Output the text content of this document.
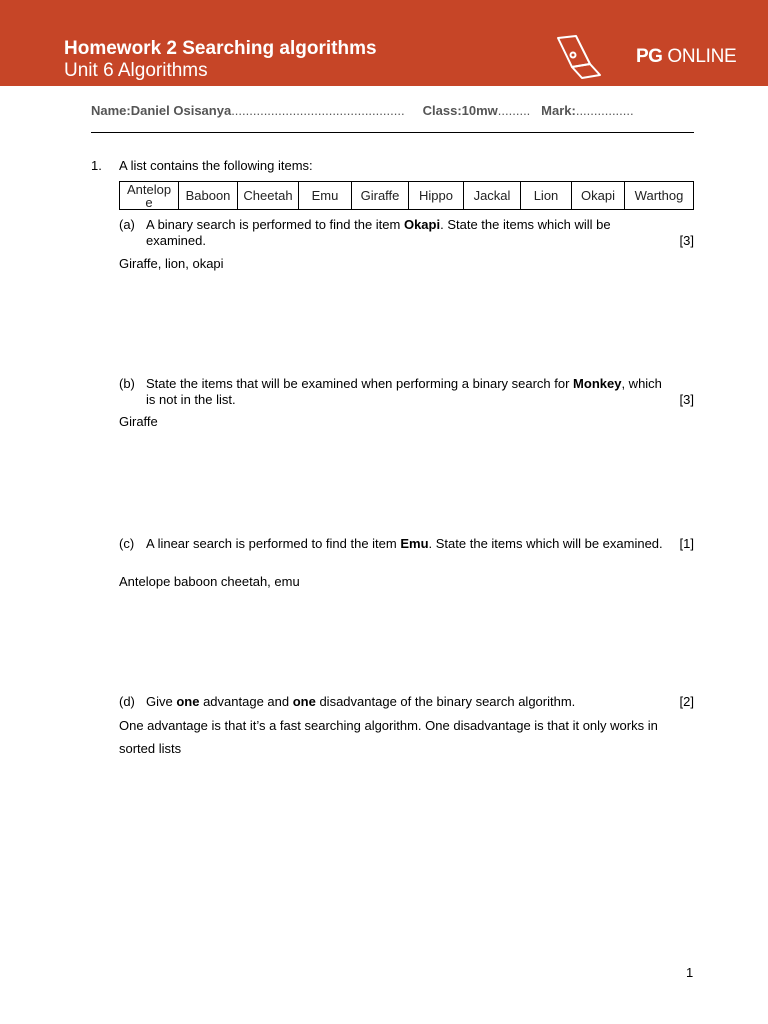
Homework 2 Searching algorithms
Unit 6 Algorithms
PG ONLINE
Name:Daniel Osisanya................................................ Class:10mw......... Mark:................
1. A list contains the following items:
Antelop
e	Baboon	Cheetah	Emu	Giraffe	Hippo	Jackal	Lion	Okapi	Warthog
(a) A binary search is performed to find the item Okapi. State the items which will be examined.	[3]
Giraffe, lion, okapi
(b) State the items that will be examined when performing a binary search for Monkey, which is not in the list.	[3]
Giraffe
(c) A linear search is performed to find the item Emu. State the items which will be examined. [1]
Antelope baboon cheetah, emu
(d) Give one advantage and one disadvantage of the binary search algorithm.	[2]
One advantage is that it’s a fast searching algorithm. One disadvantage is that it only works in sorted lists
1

········

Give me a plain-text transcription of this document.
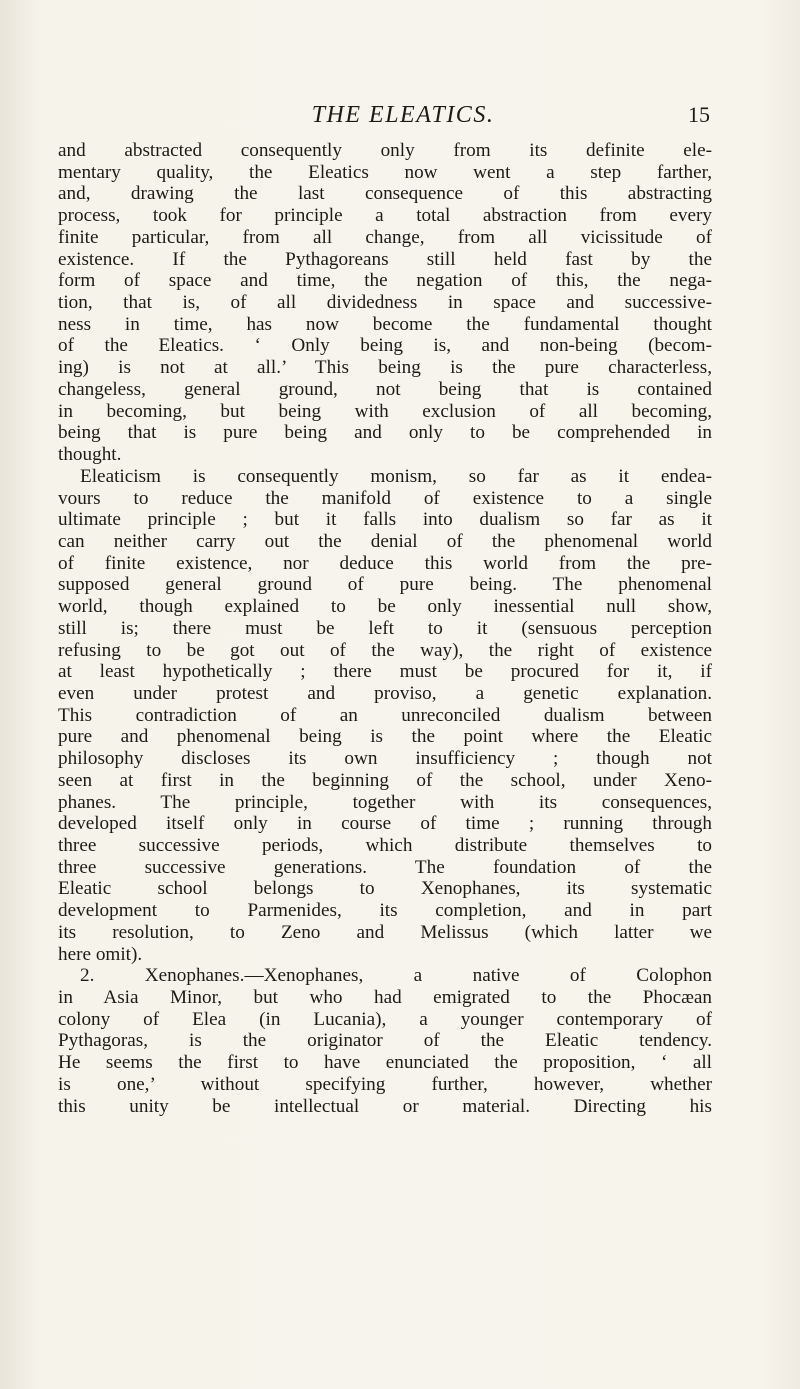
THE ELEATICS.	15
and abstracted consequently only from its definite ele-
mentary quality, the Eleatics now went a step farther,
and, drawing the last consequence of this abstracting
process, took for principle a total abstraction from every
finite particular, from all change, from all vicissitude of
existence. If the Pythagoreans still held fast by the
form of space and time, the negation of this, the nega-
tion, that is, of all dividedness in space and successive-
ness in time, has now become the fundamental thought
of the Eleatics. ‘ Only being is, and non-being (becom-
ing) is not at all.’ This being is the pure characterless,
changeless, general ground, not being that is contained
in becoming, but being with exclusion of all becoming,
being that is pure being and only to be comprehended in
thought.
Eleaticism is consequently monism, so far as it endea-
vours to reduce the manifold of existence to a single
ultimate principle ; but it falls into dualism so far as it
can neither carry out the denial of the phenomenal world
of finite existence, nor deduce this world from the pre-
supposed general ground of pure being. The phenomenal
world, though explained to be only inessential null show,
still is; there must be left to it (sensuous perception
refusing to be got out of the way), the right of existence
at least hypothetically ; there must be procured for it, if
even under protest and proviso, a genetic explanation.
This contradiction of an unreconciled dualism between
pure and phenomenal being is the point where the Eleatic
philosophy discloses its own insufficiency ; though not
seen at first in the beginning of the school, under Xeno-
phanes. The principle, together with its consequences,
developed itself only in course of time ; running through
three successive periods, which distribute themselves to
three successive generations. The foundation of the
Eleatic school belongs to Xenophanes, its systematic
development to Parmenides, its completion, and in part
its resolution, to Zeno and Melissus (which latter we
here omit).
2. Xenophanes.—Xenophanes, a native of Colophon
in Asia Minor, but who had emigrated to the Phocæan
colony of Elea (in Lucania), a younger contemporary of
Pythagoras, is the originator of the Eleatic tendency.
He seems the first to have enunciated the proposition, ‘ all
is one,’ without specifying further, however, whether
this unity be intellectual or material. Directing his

········

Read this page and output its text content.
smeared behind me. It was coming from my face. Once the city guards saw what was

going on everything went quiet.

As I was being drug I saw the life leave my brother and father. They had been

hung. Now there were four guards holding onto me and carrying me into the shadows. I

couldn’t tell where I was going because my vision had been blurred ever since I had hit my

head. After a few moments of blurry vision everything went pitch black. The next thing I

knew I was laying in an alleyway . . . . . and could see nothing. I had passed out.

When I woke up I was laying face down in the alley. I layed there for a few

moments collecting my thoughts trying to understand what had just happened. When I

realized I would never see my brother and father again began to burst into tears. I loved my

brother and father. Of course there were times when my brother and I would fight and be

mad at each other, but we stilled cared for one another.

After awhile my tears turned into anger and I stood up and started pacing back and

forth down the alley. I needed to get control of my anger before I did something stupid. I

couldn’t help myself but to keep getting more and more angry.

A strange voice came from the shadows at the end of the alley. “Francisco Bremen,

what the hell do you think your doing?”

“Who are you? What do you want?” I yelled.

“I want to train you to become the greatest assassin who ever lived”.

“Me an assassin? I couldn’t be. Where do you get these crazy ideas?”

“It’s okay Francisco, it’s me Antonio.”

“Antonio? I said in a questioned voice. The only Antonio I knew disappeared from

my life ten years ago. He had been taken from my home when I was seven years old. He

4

········

→ Short exercise
Where a line holds "three", copy it out.

→ Written response
three successive periods, which distribute themselves to
three successive generations. The foundation of the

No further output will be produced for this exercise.